DOCUMENT PASSAGE:
Most of us have heard of role-based access control (RBAC) and its slightly updated successor, attribute-based access control (ABAC). But we don’t always appreciate all the great ideas they contain.
The most common “RBAC” systems today have been stripped down in ways that make them considerably weaker than the original concept. By going back to the original, we can build a true RBAC/ABAC security model that’s both simpler and more powerful than what you’ve likely seen before, for both very small and very large networks.
People often tell us how surprised they were that their security policy required so few rules to express. That’s not an accident!
But first, some history.
From DAC to MAC
RBAC and ABAC concepts and terminology originated in the U.S. military, decades ago. Role-Based Access Controls (Ferraiolo and Kuhn, 1992) is a pretty good introduction.
I’ve never been in the military and I didn’t know anything about access control back in 1992, but here’s what seems to have evolved.

PROBLEMS AND TASKS:
**1)** List every acronym ending in "AC" that appears in the passage on access control.
**2)** Put the records into a JSON list of strings, one string per line and blank lines omitted. Begin at the first line of the records and stop after the line containing "field-label-name: Name: — [15, 20, 74, 43]".

AVAILABLE RECORDS:

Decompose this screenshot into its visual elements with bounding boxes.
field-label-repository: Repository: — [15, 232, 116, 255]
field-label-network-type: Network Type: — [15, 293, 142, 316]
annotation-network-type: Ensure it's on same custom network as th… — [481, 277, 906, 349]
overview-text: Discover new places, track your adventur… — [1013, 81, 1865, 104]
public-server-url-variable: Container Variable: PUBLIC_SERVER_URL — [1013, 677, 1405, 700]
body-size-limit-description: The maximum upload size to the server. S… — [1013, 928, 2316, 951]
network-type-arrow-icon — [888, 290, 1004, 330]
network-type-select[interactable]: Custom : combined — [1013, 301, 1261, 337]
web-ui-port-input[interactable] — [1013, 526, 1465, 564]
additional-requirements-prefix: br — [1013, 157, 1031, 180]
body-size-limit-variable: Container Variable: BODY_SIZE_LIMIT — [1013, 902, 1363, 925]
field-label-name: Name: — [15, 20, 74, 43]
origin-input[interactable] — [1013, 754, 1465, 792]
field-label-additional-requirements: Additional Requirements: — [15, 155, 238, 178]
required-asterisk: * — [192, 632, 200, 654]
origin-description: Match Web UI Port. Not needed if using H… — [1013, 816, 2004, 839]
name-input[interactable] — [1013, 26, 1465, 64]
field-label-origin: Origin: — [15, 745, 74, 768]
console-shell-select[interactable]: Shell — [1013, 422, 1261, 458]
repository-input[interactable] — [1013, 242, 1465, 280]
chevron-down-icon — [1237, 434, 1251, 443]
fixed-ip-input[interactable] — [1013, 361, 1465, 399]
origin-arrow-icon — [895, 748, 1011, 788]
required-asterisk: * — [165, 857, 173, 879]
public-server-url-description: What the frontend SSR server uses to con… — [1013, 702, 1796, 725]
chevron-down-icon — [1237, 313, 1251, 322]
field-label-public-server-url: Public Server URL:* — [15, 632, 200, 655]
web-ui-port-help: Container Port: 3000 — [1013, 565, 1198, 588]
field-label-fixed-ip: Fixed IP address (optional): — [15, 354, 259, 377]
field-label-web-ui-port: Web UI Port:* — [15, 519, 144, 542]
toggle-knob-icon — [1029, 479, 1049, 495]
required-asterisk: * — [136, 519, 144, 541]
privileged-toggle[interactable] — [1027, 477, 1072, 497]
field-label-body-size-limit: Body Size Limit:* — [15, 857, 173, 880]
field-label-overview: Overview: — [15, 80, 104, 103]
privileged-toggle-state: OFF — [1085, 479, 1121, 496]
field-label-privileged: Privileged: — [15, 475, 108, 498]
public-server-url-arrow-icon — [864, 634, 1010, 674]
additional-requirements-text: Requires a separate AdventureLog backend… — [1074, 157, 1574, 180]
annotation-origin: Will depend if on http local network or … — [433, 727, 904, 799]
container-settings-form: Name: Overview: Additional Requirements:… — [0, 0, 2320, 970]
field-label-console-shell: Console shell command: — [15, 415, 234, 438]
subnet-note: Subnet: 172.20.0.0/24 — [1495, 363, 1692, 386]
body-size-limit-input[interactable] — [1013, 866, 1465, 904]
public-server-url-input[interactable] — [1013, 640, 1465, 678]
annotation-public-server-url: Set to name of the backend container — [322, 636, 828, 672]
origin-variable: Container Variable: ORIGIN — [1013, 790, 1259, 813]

EXPECTED RESULTS:
**1)** RBAC, ABAC, DAC, MAC

**2)**
[
  "Decompose this screenshot into its visual elements with bounding boxes.",
  "field-label-repository: Repository: — [15, 232, 116, 255]",
  "field-label-network-type: Network Type: — [15, 293, 142, 316]",
  "annotation-network-type: Ensure it's on same custom network as th… — [481, 277, 906, 349]",
  "overview-text: Discover new places, track your adventur… — [1013, 81, 1865, 104]",
  "public-server-url-variable: Container Variable: PUBLIC_SERVER_URL — [1013, 677, 1405, 700]",
  "body-size-limit-description: The maximum upload size to the server. S… — [1013, 928, 2316, 951]",
  "network-type-arrow-icon — [888, 290, 1004, 330]",
  "network-type-select[interactable]: Custom : combined — [1013, 301, 1261, 337]",
  "web-ui-port-input[interactable] — [1013, 526, 1465, 564]",
  "additional-requirements-prefix: br — [1013, 157, 1031, 180]",
  "body-size-limit-variable: Container Variable: BODY_SIZE_LIMIT — [1013, 902, 1363, 925]",
  "field-label-name: Name: — [15, 20, 74, 43]"
]